Recorded data
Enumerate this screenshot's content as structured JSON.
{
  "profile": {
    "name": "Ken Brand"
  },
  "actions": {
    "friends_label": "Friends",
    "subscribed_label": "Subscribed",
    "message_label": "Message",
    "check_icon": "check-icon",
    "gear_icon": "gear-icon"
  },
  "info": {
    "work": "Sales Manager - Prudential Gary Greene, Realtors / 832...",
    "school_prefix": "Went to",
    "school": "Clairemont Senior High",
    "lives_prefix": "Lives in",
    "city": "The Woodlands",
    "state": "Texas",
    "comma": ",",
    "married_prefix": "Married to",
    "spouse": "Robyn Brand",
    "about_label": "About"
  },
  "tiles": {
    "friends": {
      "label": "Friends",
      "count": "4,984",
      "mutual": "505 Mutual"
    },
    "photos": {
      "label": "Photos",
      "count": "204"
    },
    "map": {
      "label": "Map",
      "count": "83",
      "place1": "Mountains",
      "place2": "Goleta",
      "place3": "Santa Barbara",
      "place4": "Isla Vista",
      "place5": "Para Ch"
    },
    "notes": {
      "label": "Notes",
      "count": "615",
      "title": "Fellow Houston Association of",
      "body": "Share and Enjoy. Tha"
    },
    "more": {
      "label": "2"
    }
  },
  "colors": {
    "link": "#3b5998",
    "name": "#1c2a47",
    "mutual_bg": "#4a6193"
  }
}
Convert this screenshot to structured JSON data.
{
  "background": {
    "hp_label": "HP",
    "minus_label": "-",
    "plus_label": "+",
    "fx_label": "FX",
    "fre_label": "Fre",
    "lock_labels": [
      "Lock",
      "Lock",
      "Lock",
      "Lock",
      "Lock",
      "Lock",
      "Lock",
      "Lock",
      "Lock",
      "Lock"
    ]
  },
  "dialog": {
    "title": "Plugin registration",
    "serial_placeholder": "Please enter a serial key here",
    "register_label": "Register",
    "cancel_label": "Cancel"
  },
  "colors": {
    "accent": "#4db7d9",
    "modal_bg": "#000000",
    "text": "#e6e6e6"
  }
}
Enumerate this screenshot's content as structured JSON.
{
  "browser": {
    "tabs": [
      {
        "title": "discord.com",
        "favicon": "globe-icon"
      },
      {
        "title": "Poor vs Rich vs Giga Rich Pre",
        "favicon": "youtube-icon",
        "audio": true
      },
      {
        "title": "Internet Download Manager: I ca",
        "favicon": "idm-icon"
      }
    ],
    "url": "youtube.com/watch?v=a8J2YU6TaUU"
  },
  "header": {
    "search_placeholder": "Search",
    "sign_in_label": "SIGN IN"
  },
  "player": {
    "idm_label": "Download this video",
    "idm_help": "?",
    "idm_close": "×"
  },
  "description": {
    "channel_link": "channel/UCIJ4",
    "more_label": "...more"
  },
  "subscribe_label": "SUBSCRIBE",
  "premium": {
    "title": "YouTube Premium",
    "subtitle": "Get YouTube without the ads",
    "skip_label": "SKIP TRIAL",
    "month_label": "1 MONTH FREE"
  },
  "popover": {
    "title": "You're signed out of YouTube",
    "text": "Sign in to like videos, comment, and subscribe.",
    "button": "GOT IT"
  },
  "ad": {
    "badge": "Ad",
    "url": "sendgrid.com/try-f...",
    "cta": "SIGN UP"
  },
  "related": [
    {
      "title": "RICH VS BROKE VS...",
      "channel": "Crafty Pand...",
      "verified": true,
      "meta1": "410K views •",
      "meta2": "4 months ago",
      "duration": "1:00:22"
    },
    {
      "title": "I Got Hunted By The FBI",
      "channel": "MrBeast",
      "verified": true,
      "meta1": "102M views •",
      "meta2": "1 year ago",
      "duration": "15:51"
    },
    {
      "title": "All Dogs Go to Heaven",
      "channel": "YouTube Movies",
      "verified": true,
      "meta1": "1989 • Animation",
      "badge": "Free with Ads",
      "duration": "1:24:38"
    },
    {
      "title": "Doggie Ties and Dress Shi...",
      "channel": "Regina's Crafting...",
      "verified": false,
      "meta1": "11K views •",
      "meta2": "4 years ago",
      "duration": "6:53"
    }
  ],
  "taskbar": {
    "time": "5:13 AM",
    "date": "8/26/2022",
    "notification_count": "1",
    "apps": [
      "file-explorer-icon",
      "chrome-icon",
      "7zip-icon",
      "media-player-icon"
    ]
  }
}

Prompt ->
Return the lines above exactly, keeping every word.

Result ->
Enumerate this screenshot's content as structured JSON.
{
  "profile": {
    "name": "Ken Brand"
  },
  "actions": {
    "friends_label": "Friends",
    "subscribed_label": "Subscribed",
    "message_label": "Message",
    "check_icon": "check-icon",
    "gear_icon": "gear-icon"
  },
  "info": {
    "work": "Sales Manager - Prudential Gary Greene, Realtors / 832...",
    "school_prefix": "Went to",
    "school": "Clairemont Senior High",
    "lives_prefix": "Lives in",
    "city": "The Woodlands",
    "state": "Texas",
    "comma": ",",
    "married_prefix": "Married to",
    "spouse": "Robyn Brand",
    "about_label": "About"
  },
  "tiles": {
    "friends": {
      "label": "Friends",
      "count": "4,984",
      "mutual": "505 Mutual"
    },
    "photos": {
      "label": "Photos",
      "count": "204"
    },
    "map": {
      "label": "Map",
      "count": "83",
      "place1": "Mountains",
      "place2": "Goleta",
      "place3": "Santa Barbara",
      "place4": "Isla Vista",
      "place5": "Para Ch"
    },
    "notes": {
      "label": "Notes",
      "count": "615",
      "title": "Fellow Houston Association of",
      "body": "Share and Enjoy. Tha"
    },
    "more": {
      "label": "2"
    }
  },
  "colors": {
    "link": "#3b5998",
    "name": "#1c2a47",
    "mutual_bg": "#4a6193"
  }
}
Convert this screenshot to structured JSON data.
{
  "background": {
    "hp_label": "HP",
    "minus_label": "-",
    "plus_label": "+",
    "fx_label": "FX",
    "fre_label": "Fre",
    "lock_labels": [
      "Lock",
      "Lock",
      "Lock",
      "Lock",
      "Lock",
      "Lock",
      "Lock",
      "Lock",
      "Lock",
      "Lock"
    ]
  },
  "dialog": {
    "title": "Plugin registration",
    "serial_placeholder": "Please enter a serial key here",
    "register_label": "Register",
    "cancel_label": "Cancel"
  },
  "colors": {
    "accent": "#4db7d9",
    "modal_bg": "#000000",
    "text": "#e6e6e6"
  }
}
Enumerate this screenshot's content as structured JSON.
{
  "browser": {
    "tabs": [
      {
        "title": "discord.com",
        "favicon": "globe-icon"
      },
      {
        "title": "Poor vs Rich vs Giga Rich Pre",
        "favicon": "youtube-icon",
        "audio": true
      },
      {
        "title": "Internet Download Manager: I ca",
        "favicon": "idm-icon"
      }
    ],
    "url": "youtube.com/watch?v=a8J2YU6TaUU"
  },
  "header": {
    "search_placeholder": "Search",
    "sign_in_label": "SIGN IN"
  },
  "player": {
    "idm_label": "Download this video",
    "idm_help": "?",
    "idm_close": "×"
  },
  "description": {
    "channel_link": "channel/UCIJ4",
    "more_label": "...more"
  },
  "subscribe_label": "SUBSCRIBE",
  "premium": {
    "title": "YouTube Premium",
    "subtitle": "Get YouTube without the ads",
    "skip_label": "SKIP TRIAL",
    "month_label": "1 MONTH FREE"
  },
  "popover": {
    "title": "You're signed out of YouTube",
    "text": "Sign in to like videos, comment, and subscribe.",
    "button": "GOT IT"
  },
  "ad": {
    "badge": "Ad",
    "url": "sendgrid.com/try-f...",
    "cta": "SIGN UP"
  },
  "related": [
    {
      "title": "RICH VS BROKE VS...",
      "channel": "Crafty Pand...",
      "verified": true,
      "meta1": "410K views •",
      "meta2": "4 months ago",
      "duration": "1:00:22"
    },
    {
      "title": "I Got Hunted By The FBI",
      "channel": "MrBeast",
      "verified": true,
      "meta1": "102M views •",
      "meta2": "1 year ago",
      "duration": "15:51"
    },
    {
      "title": "All Dogs Go to Heaven",
      "channel": "YouTube Movies",
      "verified": true,
      "meta1": "1989 • Animation",
      "badge": "Free with Ads",
      "duration": "1:24:38"
    },
    {
      "title": "Doggie Ties and Dress Shi...",
      "channel": "Regina's Crafting...",
      "verified": false,
      "meta1": "11K views •",
      "meta2": "4 years ago",
      "duration": "6:53"
    }
  ],
  "taskbar": {
    "time": "5:13 AM",
    "date": "8/26/2022",
    "notification_count": "1",
    "apps": [
      "file-explorer-icon",
      "chrome-icon",
      "7zip-icon",
      "media-player-icon"
    ]
  }
}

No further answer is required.